• [A block of data]:
----
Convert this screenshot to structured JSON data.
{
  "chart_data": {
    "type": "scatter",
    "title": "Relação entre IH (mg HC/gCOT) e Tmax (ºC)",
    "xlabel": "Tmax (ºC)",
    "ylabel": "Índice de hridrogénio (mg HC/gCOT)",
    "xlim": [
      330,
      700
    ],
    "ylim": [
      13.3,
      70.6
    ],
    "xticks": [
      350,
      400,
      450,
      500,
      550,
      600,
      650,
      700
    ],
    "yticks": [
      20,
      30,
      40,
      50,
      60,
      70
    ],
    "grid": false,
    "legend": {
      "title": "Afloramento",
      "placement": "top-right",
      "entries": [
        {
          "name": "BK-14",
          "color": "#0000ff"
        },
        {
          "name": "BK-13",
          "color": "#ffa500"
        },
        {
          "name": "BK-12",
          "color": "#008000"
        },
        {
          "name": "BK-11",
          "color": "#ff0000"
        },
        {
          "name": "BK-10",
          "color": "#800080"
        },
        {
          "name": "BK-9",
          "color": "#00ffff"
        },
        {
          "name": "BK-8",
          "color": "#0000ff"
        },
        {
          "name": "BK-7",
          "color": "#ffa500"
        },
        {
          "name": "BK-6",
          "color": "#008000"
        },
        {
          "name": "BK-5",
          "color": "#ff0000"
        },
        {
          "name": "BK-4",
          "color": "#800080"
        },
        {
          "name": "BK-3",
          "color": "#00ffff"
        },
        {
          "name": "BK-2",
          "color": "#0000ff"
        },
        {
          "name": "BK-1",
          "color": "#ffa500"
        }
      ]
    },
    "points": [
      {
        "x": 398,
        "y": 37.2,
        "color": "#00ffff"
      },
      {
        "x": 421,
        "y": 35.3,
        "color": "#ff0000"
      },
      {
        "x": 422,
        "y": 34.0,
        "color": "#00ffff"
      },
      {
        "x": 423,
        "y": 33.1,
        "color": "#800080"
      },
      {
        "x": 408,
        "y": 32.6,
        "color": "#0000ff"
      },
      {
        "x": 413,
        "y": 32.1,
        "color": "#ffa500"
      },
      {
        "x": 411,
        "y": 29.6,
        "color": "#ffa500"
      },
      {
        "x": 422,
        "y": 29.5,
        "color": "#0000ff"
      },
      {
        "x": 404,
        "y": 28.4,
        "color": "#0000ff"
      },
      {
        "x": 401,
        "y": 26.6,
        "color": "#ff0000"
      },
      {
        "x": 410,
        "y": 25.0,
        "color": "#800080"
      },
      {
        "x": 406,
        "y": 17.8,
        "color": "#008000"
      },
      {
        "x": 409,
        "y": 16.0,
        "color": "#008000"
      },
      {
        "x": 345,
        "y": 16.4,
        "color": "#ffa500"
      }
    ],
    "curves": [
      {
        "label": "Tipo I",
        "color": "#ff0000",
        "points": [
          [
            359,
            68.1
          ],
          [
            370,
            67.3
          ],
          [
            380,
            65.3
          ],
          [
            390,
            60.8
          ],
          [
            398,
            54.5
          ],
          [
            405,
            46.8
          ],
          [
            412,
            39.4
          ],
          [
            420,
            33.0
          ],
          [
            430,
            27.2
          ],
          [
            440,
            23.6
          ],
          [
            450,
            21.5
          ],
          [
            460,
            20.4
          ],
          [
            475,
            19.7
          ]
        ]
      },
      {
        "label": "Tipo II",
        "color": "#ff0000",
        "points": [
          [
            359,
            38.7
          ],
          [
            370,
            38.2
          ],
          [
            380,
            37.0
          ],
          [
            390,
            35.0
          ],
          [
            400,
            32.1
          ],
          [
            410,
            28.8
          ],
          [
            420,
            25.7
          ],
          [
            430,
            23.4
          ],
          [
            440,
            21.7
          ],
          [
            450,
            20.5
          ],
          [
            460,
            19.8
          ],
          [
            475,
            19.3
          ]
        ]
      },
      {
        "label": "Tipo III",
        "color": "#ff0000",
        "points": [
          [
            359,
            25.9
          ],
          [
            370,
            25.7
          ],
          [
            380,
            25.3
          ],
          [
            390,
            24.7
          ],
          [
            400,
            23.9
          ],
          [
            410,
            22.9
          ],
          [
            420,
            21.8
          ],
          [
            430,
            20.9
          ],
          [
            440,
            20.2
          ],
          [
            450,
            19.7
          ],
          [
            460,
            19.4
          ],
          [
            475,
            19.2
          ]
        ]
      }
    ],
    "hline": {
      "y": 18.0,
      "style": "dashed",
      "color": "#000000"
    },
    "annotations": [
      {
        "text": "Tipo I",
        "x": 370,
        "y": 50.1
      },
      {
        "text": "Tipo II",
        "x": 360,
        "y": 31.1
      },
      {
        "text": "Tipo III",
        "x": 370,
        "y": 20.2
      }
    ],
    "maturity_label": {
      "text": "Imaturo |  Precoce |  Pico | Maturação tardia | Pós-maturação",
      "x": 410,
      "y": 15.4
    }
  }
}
----
• [EXERCISE DIRECTIONS]: Repeat the data in its entirety, character for character.

• [EXERCISE ANSWER]:
Convert this screenshot to structured JSON data.
{
  "chart_data": {
    "type": "scatter",
    "title": "Relação entre IH (mg HC/gCOT) e Tmax (ºC)",
    "xlabel": "Tmax (ºC)",
    "ylabel": "Índice de hridrogénio (mg HC/gCOT)",
    "xlim": [
      330,
      700
    ],
    "ylim": [
      13.3,
      70.6
    ],
    "xticks": [
      350,
      400,
      450,
      500,
      550,
      600,
      650,
      700
    ],
    "yticks": [
      20,
      30,
      40,
      50,
      60,
      70
    ],
    "grid": false,
    "legend": {
      "title": "Afloramento",
      "placement": "top-right",
      "entries": [
        {
          "name": "BK-14",
          "color": "#0000ff"
        },
        {
          "name": "BK-13",
          "color": "#ffa500"
        },
        {
          "name": "BK-12",
          "color": "#008000"
        },
        {
          "name": "BK-11",
          "color": "#ff0000"
        },
        {
          "name": "BK-10",
          "color": "#800080"
        },
        {
          "name": "BK-9",
          "color": "#00ffff"
        },
        {
          "name": "BK-8",
          "color": "#0000ff"
        },
        {
          "name": "BK-7",
          "color": "#ffa500"
        },
        {
          "name": "BK-6",
          "color": "#008000"
        },
        {
          "name": "BK-5",
          "color": "#ff0000"
        },
        {
          "name": "BK-4",
          "color": "#800080"
        },
        {
          "name": "BK-3",
          "color": "#00ffff"
        },
        {
          "name": "BK-2",
          "color": "#0000ff"
        },
        {
          "name": "BK-1",
          "color": "#ffa500"
        }
      ]
    },
    "points": [
      {
        "x": 398,
        "y": 37.2,
        "color": "#00ffff"
      },
      {
        "x": 421,
        "y": 35.3,
        "color": "#ff0000"
      },
      {
        "x": 422,
        "y": 34.0,
        "color": "#00ffff"
      },
      {
        "x": 423,
        "y": 33.1,
        "color": "#800080"
      },
      {
        "x": 408,
        "y": 32.6,
        "color": "#0000ff"
      },
      {
        "x": 413,
        "y": 32.1,
        "color": "#ffa500"
      },
      {
        "x": 411,
        "y": 29.6,
        "color": "#ffa500"
      },
      {
        "x": 422,
        "y": 29.5,
        "color": "#0000ff"
      },
      {
        "x": 404,
        "y": 28.4,
        "color": "#0000ff"
      },
      {
        "x": 401,
        "y": 26.6,
        "color": "#ff0000"
      },
      {
        "x": 410,
        "y": 25.0,
        "color": "#800080"
      },
      {
        "x": 406,
        "y": 17.8,
        "color": "#008000"
      },
      {
        "x": 409,
        "y": 16.0,
        "color": "#008000"
      },
      {
        "x": 345,
        "y": 16.4,
        "color": "#ffa500"
      }
    ],
    "curves": [
      {
        "label": "Tipo I",
        "color": "#ff0000",
        "points": [
          [
            359,
            68.1
          ],
          [
            370,
            67.3
          ],
          [
            380,
            65.3
          ],
          [
            390,
            60.8
          ],
          [
            398,
            54.5
          ],
          [
            405,
            46.8
          ],
          [
            412,
            39.4
          ],
          [
            420,
            33.0
          ],
          [
            430,
            27.2
          ],
          [
            440,
            23.6
          ],
          [
            450,
            21.5
          ],
          [
            460,
            20.4
          ],
          [
            475,
            19.7
          ]
        ]
      },
      {
        "label": "Tipo II",
        "color": "#ff0000",
        "points": [
          [
            359,
            38.7
          ],
          [
            370,
            38.2
          ],
          [
            380,
            37.0
          ],
          [
            390,
            35.0
          ],
          [
            400,
            32.1
          ],
          [
            410,
            28.8
          ],
          [
            420,
            25.7
          ],
          [
            430,
            23.4
          ],
          [
            440,
            21.7
          ],
          [
            450,
            20.5
          ],
          [
            460,
            19.8
          ],
          [
            475,
            19.3
          ]
        ]
      },
      {
        "label": "Tipo III",
        "color": "#ff0000",
        "points": [
          [
            359,
            25.9
          ],
          [
            370,
            25.7
          ],
          [
            380,
            25.3
          ],
          [
            390,
            24.7
          ],
          [
            400,
            23.9
          ],
          [
            410,
            22.9
          ],
          [
            420,
            21.8
          ],
          [
            430,
            20.9
          ],
          [
            440,
            20.2
          ],
          [
            450,
            19.7
          ],
          [
            460,
            19.4
          ],
          [
            475,
            19.2
          ]
        ]
      }
    ],
    "hline": {
      "y": 18.0,
      "style": "dashed",
      "color": "#000000"
    },
    "annotations": [
      {
        "text": "Tipo I",
        "x": 370,
        "y": 50.1
      },
      {
        "text": "Tipo II",
        "x": 360,
        "y": 31.1
      },
      {
        "text": "Tipo III",
        "x": 370,
        "y": 20.2
      }
    ],
    "maturity_label": {
      "text": "Imaturo |  Precoce |  Pico | Maturação tardia | Pós-maturação",
      "x": 410,
      "y": 15.4
    }
  }
}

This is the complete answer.